Your task: Report how many lines below contain the word "samenvoegen". Give only the number.

+ + + + + + +

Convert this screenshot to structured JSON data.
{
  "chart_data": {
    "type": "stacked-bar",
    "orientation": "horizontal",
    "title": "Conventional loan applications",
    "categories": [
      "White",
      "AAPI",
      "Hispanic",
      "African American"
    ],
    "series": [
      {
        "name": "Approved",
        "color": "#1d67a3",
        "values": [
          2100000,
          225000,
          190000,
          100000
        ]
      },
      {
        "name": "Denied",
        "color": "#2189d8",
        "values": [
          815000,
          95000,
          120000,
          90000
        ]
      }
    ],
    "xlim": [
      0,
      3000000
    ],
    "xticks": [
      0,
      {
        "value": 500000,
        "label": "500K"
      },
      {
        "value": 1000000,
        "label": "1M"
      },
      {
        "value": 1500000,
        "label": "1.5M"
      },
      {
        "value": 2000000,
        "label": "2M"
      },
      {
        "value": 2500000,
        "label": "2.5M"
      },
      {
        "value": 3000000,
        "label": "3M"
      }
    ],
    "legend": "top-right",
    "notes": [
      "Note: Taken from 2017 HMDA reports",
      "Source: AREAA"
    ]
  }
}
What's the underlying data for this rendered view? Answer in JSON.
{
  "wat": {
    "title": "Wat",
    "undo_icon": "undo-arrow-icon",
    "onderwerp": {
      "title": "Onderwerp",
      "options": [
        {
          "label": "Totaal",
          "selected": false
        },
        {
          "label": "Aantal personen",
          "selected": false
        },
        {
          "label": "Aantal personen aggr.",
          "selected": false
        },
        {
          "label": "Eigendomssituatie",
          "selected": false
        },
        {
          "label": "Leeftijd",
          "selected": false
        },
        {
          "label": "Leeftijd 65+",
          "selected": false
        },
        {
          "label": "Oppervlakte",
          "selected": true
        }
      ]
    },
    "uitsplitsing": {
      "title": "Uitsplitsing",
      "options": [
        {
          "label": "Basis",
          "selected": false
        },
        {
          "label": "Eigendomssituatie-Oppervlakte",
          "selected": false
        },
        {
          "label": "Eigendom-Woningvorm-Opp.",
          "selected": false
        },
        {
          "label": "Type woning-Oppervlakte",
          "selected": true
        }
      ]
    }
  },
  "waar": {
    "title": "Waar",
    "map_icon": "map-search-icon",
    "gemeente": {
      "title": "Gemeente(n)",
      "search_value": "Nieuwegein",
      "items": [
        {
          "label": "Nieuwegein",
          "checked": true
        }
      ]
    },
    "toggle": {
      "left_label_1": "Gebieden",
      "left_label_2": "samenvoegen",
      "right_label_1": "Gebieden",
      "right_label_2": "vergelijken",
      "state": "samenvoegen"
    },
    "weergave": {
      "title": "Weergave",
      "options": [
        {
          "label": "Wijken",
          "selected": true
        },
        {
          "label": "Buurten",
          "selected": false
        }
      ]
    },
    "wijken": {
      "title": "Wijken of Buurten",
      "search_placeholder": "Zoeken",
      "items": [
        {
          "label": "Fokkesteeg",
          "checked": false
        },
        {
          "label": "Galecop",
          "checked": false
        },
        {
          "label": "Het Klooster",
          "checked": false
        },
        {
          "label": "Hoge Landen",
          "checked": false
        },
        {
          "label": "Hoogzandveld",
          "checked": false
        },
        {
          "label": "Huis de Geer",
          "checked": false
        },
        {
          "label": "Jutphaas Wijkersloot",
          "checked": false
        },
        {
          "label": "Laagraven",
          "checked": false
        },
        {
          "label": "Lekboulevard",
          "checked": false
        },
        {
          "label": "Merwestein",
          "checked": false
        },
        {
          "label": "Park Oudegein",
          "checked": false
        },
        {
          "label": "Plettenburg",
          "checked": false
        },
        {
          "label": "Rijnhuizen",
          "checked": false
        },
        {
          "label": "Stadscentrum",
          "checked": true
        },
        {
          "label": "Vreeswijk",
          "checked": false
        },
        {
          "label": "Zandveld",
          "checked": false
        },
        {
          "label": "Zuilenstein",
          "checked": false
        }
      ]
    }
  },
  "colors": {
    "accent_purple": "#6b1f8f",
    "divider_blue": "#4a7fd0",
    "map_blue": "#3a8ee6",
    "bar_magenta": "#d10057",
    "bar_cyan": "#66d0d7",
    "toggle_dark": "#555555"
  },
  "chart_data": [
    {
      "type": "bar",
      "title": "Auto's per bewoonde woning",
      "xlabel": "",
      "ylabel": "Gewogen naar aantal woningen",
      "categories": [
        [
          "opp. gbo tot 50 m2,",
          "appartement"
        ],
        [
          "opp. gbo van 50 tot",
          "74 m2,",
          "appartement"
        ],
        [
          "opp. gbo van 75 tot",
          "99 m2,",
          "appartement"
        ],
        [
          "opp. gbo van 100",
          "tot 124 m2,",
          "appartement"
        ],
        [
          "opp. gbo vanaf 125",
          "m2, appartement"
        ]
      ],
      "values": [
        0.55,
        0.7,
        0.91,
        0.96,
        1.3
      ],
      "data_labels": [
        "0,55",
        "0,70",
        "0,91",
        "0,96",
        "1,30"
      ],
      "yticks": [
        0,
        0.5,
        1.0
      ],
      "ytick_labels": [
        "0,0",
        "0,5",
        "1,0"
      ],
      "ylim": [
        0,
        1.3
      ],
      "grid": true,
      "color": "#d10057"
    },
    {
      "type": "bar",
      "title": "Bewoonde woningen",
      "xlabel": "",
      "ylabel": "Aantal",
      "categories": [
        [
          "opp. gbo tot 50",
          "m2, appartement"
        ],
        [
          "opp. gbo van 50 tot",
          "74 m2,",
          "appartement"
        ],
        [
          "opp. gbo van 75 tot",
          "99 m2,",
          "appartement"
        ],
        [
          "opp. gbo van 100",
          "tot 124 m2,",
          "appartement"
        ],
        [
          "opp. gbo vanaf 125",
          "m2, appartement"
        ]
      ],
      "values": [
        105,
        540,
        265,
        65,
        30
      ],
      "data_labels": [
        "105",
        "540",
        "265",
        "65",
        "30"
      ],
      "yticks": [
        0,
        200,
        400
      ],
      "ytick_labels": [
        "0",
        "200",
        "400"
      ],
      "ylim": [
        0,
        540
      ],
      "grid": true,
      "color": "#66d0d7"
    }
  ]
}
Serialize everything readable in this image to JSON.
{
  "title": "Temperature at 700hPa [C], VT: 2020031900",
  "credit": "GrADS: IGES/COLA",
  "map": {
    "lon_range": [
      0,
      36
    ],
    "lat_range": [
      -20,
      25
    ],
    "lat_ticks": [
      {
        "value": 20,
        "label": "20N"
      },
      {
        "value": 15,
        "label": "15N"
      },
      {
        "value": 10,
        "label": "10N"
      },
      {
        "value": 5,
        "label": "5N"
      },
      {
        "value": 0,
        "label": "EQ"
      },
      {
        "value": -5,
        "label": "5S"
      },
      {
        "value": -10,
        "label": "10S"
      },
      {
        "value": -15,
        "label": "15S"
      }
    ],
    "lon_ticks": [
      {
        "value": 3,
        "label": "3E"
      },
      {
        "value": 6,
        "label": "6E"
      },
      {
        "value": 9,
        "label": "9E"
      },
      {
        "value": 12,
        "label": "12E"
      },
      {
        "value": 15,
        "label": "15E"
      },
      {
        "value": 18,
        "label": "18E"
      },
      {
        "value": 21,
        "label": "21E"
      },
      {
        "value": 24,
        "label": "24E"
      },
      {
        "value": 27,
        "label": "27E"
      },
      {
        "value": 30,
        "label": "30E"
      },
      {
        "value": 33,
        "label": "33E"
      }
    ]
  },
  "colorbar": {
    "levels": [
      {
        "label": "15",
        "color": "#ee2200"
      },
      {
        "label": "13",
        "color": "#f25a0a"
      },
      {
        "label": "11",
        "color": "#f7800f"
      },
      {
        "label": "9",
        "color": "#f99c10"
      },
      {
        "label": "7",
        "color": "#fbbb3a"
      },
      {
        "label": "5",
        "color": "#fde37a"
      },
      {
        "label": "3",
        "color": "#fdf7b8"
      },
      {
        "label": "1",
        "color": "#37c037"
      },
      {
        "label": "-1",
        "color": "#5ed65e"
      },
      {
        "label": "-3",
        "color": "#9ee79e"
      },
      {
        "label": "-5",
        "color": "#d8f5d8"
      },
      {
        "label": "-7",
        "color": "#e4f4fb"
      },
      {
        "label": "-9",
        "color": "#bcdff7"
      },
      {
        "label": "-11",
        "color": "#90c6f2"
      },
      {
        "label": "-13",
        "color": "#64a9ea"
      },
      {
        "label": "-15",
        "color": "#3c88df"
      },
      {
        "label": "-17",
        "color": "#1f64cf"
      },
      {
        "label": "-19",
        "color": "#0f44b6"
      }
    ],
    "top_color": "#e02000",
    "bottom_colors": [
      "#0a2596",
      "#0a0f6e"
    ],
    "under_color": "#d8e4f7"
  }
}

+ + + + + + +

Task output: 2